— start of SUPPLIED RECORDS —

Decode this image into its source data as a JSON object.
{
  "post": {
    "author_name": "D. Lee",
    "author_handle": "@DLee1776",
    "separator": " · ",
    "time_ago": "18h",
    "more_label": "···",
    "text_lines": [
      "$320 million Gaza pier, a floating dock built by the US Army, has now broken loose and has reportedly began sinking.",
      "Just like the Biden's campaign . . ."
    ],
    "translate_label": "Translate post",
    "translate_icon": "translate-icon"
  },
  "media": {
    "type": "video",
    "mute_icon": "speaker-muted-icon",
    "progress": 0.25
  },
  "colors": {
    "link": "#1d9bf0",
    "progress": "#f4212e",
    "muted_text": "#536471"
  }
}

— end of SUPPLIED RECORDS —

## WRITTEN TASK
Transcribe the whole listing with nothing added or left out.

## RESPONSE
Decode this image into its source data as a JSON object.
{
  "post": {
    "author_name": "D. Lee",
    "author_handle": "@DLee1776",
    "separator": " · ",
    "time_ago": "18h",
    "more_label": "···",
    "text_lines": [
      "$320 million Gaza pier, a floating dock built by the US Army, has now broken loose and has reportedly began sinking.",
      "Just like the Biden's campaign . . ."
    ],
    "translate_label": "Translate post",
    "translate_icon": "translate-icon"
  },
  "media": {
    "type": "video",
    "mute_icon": "speaker-muted-icon",
    "progress": 0.25
  },
  "colors": {
    "link": "#1d9bf0",
    "progress": "#f4212e",
    "muted_text": "#536471"
  }
}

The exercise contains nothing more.